Listed entries
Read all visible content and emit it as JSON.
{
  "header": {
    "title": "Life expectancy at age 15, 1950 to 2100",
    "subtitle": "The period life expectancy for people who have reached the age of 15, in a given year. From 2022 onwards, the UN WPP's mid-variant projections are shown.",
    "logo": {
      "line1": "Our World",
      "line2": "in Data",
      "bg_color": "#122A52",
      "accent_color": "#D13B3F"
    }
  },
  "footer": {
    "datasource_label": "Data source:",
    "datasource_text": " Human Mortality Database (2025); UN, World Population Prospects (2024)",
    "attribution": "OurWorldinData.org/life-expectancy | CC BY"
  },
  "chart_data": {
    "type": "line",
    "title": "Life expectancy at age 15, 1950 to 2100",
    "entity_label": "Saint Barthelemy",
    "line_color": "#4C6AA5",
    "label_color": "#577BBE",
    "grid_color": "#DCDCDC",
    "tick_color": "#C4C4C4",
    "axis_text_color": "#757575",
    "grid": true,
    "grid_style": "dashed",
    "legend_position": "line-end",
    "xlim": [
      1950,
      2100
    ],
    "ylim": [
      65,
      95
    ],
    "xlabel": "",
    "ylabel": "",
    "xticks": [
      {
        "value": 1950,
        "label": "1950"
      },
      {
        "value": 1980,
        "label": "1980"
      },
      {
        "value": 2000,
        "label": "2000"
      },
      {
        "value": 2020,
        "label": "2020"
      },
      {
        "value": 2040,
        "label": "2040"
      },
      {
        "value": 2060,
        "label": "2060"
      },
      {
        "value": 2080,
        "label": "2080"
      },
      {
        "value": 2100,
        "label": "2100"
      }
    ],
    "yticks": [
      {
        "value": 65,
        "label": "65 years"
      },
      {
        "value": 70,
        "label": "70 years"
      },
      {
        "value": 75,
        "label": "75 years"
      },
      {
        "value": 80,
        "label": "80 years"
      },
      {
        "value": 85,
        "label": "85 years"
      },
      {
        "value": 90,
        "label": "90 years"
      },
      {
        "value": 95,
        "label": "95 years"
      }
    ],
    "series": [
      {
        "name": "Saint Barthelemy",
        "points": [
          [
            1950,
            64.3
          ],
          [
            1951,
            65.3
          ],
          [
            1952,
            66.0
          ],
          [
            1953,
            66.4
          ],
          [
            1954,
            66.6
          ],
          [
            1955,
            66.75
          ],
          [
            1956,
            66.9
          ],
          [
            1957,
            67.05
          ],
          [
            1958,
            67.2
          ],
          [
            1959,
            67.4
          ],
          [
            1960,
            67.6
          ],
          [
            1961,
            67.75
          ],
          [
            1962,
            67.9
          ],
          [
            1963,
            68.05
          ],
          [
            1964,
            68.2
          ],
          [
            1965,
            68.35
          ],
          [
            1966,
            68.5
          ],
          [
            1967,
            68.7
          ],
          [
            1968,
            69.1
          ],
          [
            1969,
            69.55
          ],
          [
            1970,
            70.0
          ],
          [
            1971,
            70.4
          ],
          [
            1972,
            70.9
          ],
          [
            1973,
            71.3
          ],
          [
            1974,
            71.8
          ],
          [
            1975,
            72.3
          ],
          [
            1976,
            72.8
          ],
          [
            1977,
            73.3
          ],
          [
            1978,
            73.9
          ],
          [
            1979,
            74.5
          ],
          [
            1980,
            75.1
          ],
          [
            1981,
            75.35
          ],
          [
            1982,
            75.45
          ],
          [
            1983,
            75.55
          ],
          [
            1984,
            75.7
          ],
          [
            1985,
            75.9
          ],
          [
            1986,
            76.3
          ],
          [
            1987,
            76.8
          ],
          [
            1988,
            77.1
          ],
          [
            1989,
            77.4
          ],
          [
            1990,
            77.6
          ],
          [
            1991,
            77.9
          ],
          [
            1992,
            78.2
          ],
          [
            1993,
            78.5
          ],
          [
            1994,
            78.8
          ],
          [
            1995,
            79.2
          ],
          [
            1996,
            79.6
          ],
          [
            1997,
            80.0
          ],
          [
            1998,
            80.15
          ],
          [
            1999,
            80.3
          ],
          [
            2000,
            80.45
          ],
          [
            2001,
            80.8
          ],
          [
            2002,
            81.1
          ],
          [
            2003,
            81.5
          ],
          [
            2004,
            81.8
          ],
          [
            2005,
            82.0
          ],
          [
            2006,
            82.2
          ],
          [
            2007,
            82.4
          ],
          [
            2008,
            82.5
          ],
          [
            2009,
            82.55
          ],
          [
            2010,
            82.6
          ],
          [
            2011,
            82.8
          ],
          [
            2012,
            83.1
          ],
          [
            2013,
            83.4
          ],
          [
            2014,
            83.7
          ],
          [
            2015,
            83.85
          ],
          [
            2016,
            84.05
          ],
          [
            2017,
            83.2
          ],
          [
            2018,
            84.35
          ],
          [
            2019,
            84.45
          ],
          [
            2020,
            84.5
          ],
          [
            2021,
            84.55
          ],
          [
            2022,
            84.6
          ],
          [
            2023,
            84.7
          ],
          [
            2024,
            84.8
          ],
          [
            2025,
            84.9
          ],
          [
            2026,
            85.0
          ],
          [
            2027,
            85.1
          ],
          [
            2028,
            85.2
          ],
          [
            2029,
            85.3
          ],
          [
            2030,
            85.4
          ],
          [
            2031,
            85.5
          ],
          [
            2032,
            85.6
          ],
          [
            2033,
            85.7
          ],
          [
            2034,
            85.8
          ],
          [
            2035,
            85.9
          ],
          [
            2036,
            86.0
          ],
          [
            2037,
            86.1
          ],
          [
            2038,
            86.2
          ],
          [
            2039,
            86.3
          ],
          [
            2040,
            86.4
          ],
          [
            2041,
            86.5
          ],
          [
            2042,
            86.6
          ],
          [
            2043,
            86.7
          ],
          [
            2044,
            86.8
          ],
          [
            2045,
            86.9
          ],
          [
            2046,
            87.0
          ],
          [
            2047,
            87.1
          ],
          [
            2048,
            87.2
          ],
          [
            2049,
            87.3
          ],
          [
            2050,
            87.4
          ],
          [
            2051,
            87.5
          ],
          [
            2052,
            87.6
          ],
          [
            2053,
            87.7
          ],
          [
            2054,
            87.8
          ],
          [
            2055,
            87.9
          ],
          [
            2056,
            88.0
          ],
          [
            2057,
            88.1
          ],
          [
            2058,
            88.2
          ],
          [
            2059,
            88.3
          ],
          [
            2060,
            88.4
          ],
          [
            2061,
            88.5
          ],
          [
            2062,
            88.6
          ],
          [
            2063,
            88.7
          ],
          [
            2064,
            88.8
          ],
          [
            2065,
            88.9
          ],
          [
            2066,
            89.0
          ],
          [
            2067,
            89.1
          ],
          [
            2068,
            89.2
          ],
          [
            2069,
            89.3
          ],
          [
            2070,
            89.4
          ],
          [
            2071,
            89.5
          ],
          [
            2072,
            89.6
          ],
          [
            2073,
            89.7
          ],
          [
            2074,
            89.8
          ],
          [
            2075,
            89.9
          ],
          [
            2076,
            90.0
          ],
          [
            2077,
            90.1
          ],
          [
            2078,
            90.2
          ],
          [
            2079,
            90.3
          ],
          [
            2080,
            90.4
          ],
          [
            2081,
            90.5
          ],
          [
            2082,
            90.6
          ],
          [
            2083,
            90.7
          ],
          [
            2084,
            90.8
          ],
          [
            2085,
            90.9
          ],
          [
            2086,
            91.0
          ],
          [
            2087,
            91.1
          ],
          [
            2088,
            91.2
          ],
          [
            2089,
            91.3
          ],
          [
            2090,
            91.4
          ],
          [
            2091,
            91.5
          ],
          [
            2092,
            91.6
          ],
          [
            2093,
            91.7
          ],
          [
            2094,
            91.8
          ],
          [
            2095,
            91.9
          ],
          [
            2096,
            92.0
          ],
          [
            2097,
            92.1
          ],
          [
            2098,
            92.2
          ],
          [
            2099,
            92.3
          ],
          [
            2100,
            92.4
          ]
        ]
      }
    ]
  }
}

Description of the task
Copy each line of the records containing the string "expectancy".

Answer to the problem
    "title": "Life expectancy at age 15, 1950 to 2100",
    "subtitle": "The period life expectancy for people who have reached the age of 15, in a given year. From 2022 onwards, the UN WPP's mid-variant projections are shown.",
    "attribution": "OurWorldinData.org/life-expectancy | CC BY"
    "title": "Life expectancy at age 15, 1950 to 2100",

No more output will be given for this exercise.